═════ Data supplied ═════

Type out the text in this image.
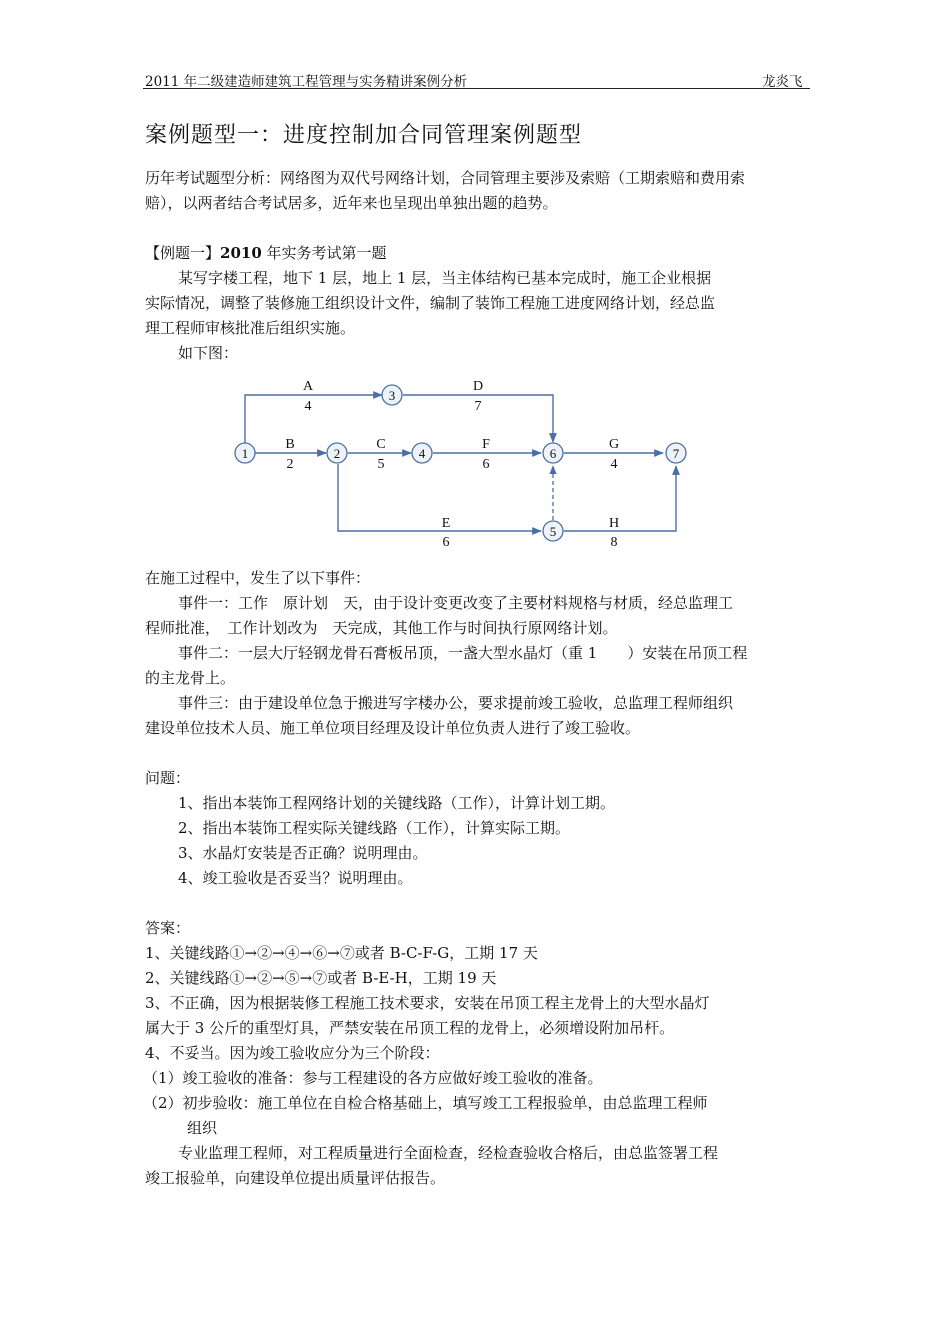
2011 年二级建造师建筑工程管理与实务精讲案例分析	龙炎飞
案例题型一：进度控制加合同管理案例题型
历年考试题型分析：网络图为双代号网络计划，合同管理主要涉及索赔（工期索赔和费用索
赔），以两者结合考试居多，近年来也呈现出单独出题的趋势。
【例题一】2010 年实务考试第一题
某写字楼工程，地下 1 层，地上 1 层，当主体结构已基本完成时，施工企业根据
实际情况，调整了装修施工组织设计文件，编制了装饰工程施工进度网络计划，经总监
理工程师审核批准后组织实施。
如下图：
1	2
3
4
5
6	7
A
4
B
2
C
5
D
7
E
6
F
6
G
4
H
8
在施工过程中，发生了以下事件：
事件一：工作　原计划　天，由于设计变更改变了主要材料规格与材质，经总监理工
程师批准，　工作计划改为　天完成，其他工作与时间执行原网络计划。
事件二：一层大厅轻钢龙骨石膏板吊顶，一盏大型水晶灯（重 1　　）安装在吊顶工程
的主龙骨上。
事件三：由于建设单位急于搬进写字楼办公，要求提前竣工验收，总监理工程师组织
建设单位技术人员、施工单位项目经理及设计单位负责人进行了竣工验收。
问题：
1、指出本装饰工程网络计划的关键线路（工作），计算计划工期。
2、指出本装饰工程实际关键线路（工作），计算实际工期。
3、水晶灯安装是否正确？说明理由。
4、竣工验收是否妥当？说明理由。
答案：
1、关键线路①→②→④→⑥→⑦或者 B-C-F-G，工期 17 天
2、关键线路①→②→⑤→⑦或者 B-E-H，工期 19 天
3、不正确，因为根据装修工程施工技术要求，安装在吊顶工程主龙骨上的大型水晶灯
属大于 3 公斤的重型灯具，严禁安装在吊顶工程的龙骨上，必须增设附加吊杆。
4、不妥当。因为竣工验收应分为三个阶段：
（1）竣工验收的准备：参与工程建设的各方应做好竣工验收的准备。
（2）初步验收：施工单位在自检合格基础上，填写竣工工程报验单，由总监理工程师
组织
专业监理工程师，对工程质量进行全面检查，经检查验收合格后，由总监签署工程
竣工报验单，向建设单位提出质量评估报告。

═════

(What is asked): Leaving out the pictures, repeat the data above exactly.

(Expected output):
Type out the text in this image.
2011 年二级建造师建筑工程管理与实务精讲案例分析	龙炎飞
案例题型一：进度控制加合同管理案例题型
历年考试题型分析：网络图为双代号网络计划，合同管理主要涉及索赔（工期索赔和费用索
赔），以两者结合考试居多，近年来也呈现出单独出题的趋势。
【例题一】2010 年实务考试第一题
某写字楼工程，地下 1 层，地上 1 层，当主体结构已基本完成时，施工企业根据
实际情况，调整了装修施工组织设计文件，编制了装饰工程施工进度网络计划，经总监
理工程师审核批准后组织实施。
如下图：
1	2
3
4
5
6	7
A
4
B
2
C
5
D
7
E
6
F
6
G
4
H
8
在施工过程中，发生了以下事件：
事件一：工作　原计划　天，由于设计变更改变了主要材料规格与材质，经总监理工
程师批准，　工作计划改为　天完成，其他工作与时间执行原网络计划。
事件二：一层大厅轻钢龙骨石膏板吊顶，一盏大型水晶灯（重 1　　）安装在吊顶工程
的主龙骨上。
事件三：由于建设单位急于搬进写字楼办公，要求提前竣工验收，总监理工程师组织
建设单位技术人员、施工单位项目经理及设计单位负责人进行了竣工验收。
问题：
1、指出本装饰工程网络计划的关键线路（工作），计算计划工期。
2、指出本装饰工程实际关键线路（工作），计算实际工期。
3、水晶灯安装是否正确？说明理由。
4、竣工验收是否妥当？说明理由。
答案：
1、关键线路①→②→④→⑥→⑦或者 B-C-F-G，工期 17 天
2、关键线路①→②→⑤→⑦或者 B-E-H，工期 19 天
3、不正确，因为根据装修工程施工技术要求，安装在吊顶工程主龙骨上的大型水晶灯
属大于 3 公斤的重型灯具，严禁安装在吊顶工程的龙骨上，必须增设附加吊杆。
4、不妥当。因为竣工验收应分为三个阶段：
（1）竣工验收的准备：参与工程建设的各方应做好竣工验收的准备。
（2）初步验收：施工单位在自检合格基础上，填写竣工工程报验单，由总监理工程师
组织
专业监理工程师，对工程质量进行全面检查，经检查验收合格后，由总监签署工程
竣工报验单，向建设单位提出质量评估报告。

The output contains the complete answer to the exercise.